> [RECORDS TO PROCESS]:
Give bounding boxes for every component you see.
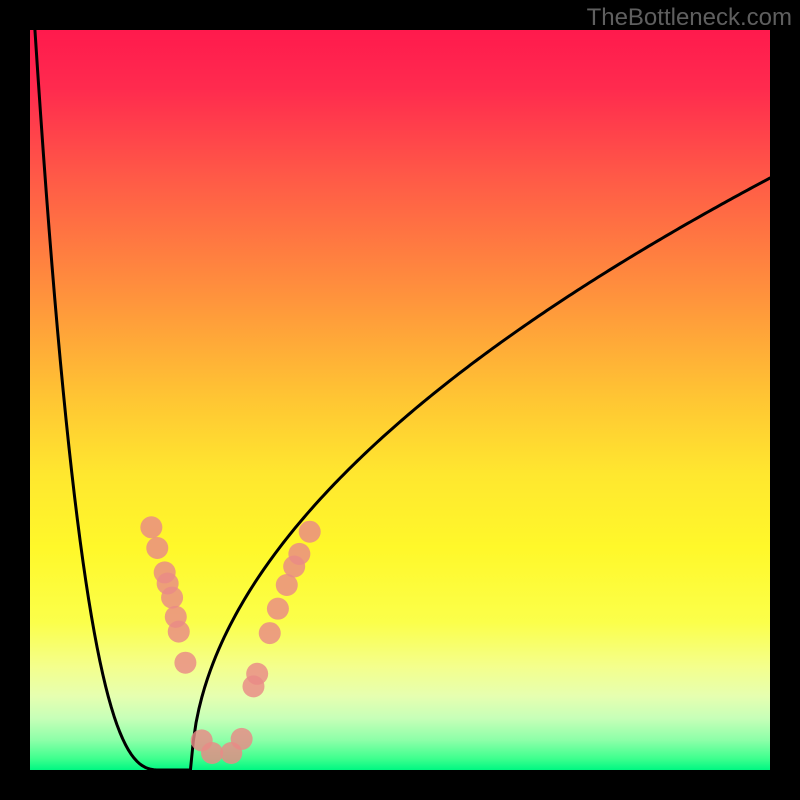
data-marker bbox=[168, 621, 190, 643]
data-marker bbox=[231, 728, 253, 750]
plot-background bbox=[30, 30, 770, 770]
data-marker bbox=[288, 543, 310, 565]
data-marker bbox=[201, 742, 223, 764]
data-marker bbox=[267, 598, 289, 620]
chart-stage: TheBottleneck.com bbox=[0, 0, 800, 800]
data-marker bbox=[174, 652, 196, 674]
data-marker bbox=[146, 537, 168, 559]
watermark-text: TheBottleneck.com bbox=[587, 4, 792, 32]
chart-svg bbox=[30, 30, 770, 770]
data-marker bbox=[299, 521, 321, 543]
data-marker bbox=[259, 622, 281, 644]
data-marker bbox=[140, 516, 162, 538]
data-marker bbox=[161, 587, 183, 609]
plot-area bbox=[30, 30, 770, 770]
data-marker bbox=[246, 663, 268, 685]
==
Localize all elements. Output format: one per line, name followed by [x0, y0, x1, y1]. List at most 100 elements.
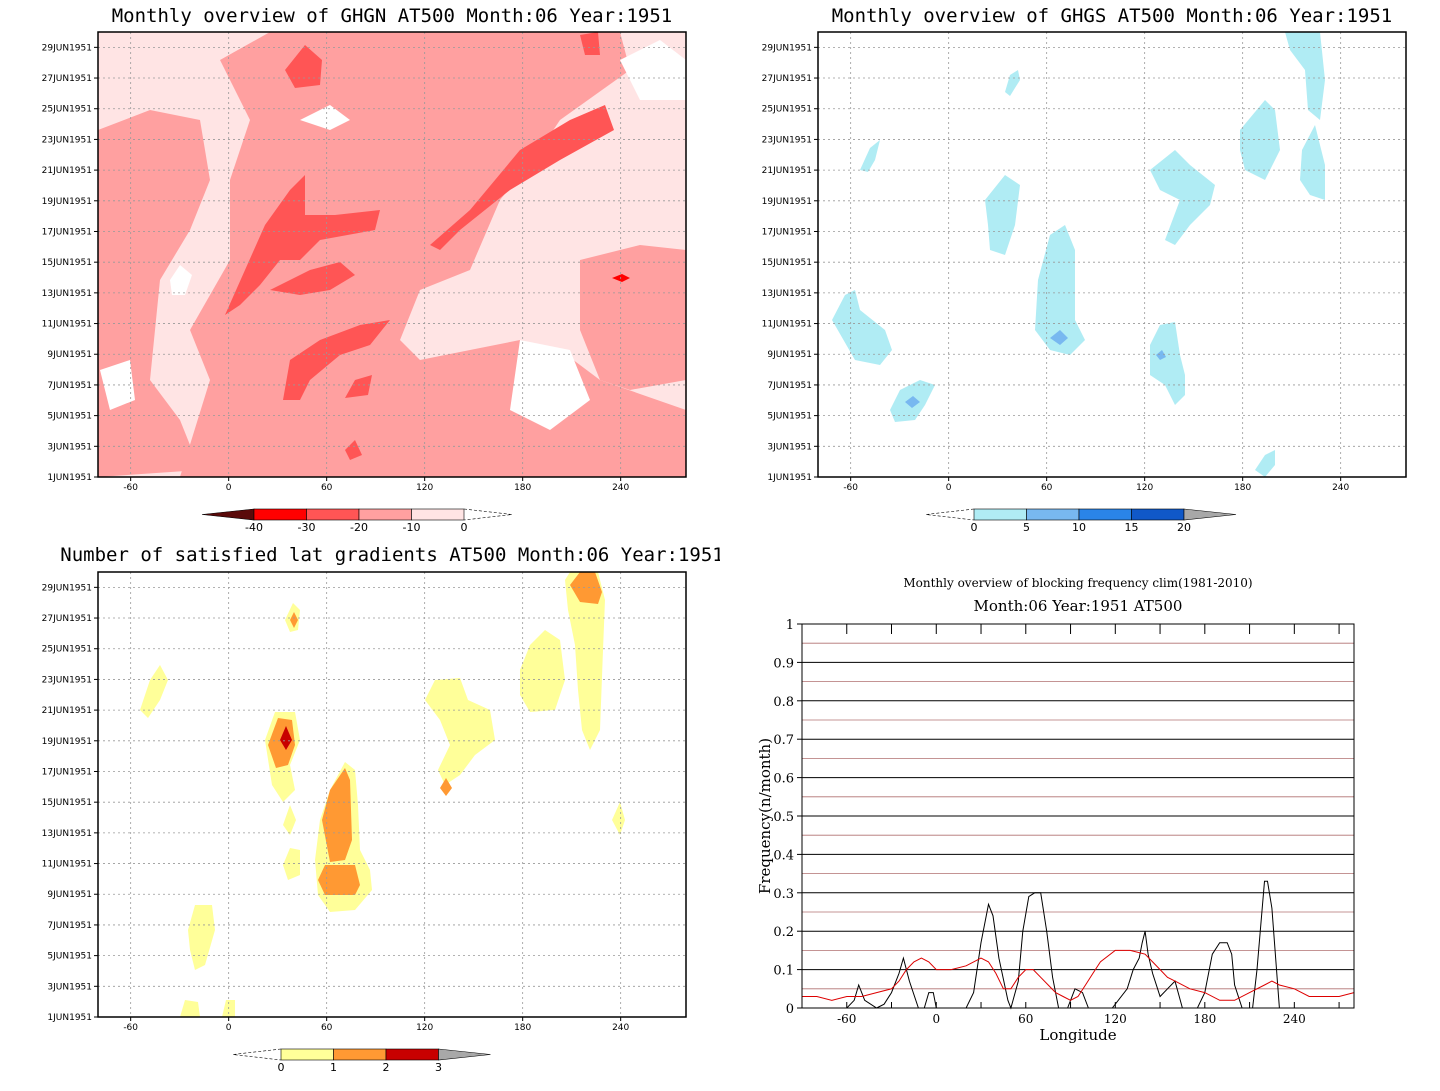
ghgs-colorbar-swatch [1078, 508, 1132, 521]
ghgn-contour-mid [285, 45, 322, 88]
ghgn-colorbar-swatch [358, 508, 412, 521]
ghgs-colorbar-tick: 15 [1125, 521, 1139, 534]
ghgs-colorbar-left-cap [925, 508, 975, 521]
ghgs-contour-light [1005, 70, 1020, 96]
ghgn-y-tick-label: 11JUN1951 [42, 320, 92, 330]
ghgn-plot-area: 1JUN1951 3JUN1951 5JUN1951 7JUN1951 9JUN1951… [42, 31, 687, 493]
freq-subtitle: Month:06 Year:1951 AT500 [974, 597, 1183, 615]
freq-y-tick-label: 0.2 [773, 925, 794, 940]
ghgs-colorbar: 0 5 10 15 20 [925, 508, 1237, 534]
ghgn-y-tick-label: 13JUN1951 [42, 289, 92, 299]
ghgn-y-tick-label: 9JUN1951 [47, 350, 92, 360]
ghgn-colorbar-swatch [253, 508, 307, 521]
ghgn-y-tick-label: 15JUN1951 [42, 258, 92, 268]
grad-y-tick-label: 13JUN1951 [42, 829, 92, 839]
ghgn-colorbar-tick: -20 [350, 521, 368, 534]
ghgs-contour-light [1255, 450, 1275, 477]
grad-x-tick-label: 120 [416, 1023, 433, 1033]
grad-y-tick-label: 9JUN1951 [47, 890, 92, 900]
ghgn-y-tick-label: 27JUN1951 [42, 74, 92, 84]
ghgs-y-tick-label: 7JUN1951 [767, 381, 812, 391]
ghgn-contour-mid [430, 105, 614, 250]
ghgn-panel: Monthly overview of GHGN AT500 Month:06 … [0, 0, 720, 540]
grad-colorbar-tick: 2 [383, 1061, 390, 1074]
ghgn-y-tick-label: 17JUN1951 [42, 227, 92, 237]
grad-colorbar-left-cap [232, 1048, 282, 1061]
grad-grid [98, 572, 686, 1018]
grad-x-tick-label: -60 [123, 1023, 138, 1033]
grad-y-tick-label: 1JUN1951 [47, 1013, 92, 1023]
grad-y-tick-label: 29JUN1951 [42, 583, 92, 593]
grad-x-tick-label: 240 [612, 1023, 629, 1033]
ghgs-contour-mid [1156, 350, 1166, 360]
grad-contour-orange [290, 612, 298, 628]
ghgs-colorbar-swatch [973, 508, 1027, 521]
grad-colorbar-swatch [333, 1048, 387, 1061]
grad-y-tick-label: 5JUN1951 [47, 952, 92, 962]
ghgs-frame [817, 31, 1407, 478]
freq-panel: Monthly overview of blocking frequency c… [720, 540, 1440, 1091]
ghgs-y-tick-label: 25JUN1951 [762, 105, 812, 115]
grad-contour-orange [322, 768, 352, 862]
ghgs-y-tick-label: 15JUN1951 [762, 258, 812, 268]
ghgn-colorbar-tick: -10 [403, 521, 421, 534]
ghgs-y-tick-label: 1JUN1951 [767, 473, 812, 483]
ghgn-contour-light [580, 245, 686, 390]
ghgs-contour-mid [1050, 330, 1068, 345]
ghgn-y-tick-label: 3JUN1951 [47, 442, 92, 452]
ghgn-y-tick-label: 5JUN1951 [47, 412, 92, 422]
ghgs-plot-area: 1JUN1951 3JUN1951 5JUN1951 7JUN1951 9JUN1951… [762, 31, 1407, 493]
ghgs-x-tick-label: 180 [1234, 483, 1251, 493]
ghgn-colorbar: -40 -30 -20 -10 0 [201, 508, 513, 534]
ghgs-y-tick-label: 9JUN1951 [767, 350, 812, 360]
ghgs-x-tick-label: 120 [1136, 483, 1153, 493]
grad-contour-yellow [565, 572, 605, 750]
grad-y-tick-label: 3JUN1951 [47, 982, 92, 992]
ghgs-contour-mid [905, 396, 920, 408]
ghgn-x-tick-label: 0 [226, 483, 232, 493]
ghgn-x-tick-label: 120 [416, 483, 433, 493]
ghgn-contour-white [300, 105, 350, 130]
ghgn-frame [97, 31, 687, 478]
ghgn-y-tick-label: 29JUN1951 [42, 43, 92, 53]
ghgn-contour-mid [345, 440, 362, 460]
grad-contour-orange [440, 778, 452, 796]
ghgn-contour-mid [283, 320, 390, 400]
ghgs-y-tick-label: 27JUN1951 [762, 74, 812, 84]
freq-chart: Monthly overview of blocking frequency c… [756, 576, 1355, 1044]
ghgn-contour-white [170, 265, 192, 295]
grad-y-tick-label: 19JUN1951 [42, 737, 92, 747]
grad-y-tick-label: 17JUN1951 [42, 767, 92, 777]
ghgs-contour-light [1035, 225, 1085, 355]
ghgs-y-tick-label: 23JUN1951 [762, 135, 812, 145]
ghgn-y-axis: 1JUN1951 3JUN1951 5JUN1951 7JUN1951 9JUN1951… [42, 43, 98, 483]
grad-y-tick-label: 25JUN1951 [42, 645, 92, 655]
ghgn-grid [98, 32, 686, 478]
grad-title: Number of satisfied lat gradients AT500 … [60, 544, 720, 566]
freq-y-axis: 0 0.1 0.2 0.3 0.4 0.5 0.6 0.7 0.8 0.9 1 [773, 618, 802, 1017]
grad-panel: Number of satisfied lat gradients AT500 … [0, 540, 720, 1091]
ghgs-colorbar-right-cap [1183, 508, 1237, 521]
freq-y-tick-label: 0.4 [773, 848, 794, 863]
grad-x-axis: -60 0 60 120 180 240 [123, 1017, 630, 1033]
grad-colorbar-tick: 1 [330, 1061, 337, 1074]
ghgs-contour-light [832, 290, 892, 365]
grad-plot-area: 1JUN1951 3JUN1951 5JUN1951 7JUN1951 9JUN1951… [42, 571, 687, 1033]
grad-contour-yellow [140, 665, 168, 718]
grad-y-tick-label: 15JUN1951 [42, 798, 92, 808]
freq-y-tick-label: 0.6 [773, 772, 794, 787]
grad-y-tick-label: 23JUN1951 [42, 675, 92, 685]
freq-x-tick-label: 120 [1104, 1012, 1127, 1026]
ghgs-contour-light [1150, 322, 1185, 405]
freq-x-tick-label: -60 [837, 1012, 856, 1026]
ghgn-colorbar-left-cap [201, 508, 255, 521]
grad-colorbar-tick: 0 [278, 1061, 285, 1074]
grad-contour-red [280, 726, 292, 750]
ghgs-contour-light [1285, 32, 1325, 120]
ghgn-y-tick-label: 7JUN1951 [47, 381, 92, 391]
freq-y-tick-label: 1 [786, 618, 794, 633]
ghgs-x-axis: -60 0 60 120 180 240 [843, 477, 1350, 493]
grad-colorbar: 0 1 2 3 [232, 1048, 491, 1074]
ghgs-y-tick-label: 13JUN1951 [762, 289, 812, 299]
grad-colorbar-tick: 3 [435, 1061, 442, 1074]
---
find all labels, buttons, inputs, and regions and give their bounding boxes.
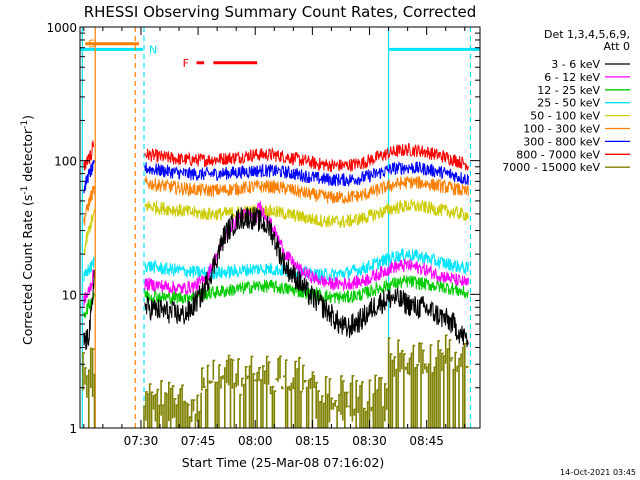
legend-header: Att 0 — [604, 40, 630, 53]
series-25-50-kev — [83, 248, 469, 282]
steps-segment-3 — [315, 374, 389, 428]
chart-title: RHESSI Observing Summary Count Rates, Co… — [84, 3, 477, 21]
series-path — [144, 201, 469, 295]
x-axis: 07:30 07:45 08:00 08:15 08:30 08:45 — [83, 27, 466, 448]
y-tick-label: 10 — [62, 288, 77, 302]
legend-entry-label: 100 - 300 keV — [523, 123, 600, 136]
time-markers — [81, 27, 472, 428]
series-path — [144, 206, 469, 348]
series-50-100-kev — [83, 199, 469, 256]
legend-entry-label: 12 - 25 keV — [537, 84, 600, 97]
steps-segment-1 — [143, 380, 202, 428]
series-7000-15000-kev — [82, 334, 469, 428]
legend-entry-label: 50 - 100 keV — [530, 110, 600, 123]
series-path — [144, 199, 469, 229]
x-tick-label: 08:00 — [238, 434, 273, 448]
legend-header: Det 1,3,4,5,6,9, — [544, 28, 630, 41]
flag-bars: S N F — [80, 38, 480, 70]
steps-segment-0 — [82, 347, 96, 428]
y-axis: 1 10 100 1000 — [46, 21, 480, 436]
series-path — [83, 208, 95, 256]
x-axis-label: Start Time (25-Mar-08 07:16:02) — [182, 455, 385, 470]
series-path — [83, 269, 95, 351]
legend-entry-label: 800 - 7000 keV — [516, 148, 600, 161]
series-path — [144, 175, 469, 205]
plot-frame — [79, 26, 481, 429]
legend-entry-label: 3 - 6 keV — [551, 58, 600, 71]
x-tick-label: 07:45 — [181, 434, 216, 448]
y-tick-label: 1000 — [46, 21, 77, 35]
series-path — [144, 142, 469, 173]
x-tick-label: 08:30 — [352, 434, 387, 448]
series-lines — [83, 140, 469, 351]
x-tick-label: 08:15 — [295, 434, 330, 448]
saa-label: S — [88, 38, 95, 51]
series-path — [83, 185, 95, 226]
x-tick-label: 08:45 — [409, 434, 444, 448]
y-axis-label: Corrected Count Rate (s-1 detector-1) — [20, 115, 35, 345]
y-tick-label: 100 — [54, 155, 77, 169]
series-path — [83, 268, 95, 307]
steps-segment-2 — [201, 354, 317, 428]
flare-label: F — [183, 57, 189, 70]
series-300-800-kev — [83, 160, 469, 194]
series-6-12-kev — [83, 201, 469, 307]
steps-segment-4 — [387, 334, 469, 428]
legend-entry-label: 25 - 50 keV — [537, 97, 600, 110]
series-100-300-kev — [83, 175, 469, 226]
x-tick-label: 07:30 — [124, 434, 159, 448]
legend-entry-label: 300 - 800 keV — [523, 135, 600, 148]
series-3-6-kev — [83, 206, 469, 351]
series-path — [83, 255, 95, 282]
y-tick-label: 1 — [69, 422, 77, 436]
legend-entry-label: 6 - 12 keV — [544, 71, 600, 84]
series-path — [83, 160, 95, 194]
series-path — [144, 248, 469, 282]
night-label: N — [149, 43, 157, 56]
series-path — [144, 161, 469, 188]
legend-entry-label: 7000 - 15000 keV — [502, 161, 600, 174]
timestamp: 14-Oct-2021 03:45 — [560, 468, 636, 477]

> [DESCRIPTION OF THE TASK]:
Switch "swatch" to "patch" in the entries from the line with "ghgs-colorbar-swatch [1078, 508, 1132, 521]" to the line with "grad-contour-orange [290, 612, 298, 628]", and give those lines back with nothing else changed.

> [EXERCISE ANSWER]:
ghgs-colorbar-patch [1078, 508, 1132, 521]
ghgn-contour-mid [285, 45, 322, 88]
ghgn-colorbar-patch [358, 508, 412, 521]
ghgs-colorbar-tick: 15 [1125, 521, 1139, 534]
ghgs-colorbar-left-cap [925, 508, 975, 521]
ghgs-contour-light [1005, 70, 1020, 96]
ghgn-y-tick-label: 11JUN1951 [42, 320, 92, 330]
ghgn-plot-area: 1JUN1951 3JUN1951 5JUN1951 7JUN1951 9JUN1951… [42, 31, 687, 493]
freq-subtitle: Month:06 Year:1951 AT500 [974, 597, 1183, 615]
freq-y-tick-label: 0.2 [773, 925, 794, 940]
ghgs-colorbar: 0 5 10 15 20 [925, 508, 1237, 534]
ghgn-y-tick-label: 13JUN1951 [42, 289, 92, 299]
ghgn-y-tick-label: 9JUN1951 [47, 350, 92, 360]
ghgn-colorbar-patch [253, 508, 307, 521]
ghgn-y-tick-label: 15JUN1951 [42, 258, 92, 268]
grad-y-tick-label: 13JUN1951 [42, 829, 92, 839]
ghgn-colorbar-tick: -20 [350, 521, 368, 534]
ghgs-contour-light [1255, 450, 1275, 477]
grad-x-tick-label: 120 [416, 1023, 433, 1033]
grad-y-tick-label: 9JUN1951 [47, 890, 92, 900]
ghgn-y-tick-label: 27JUN1951 [42, 74, 92, 84]
ghgs-y-tick-label: 7JUN1951 [767, 381, 812, 391]
ghgn-contour-mid [430, 105, 614, 250]
ghgn-panel: Monthly overview of GHGN AT500 Month:06 … [0, 0, 720, 540]
grad-colorbar-tick: 2 [383, 1061, 390, 1074]
ghgn-y-tick-label: 17JUN1951 [42, 227, 92, 237]
grad-colorbar-left-cap [232, 1048, 282, 1061]
grad-grid [98, 572, 686, 1018]
grad-x-tick-label: -60 [123, 1023, 138, 1033]
grad-y-tick-label: 1JUN1951 [47, 1013, 92, 1023]
grad-y-tick-label: 29JUN1951 [42, 583, 92, 593]
grad-x-tick-label: 240 [612, 1023, 629, 1033]
ghgs-contour-mid [1156, 350, 1166, 360]
grad-contour-orange [290, 612, 298, 628]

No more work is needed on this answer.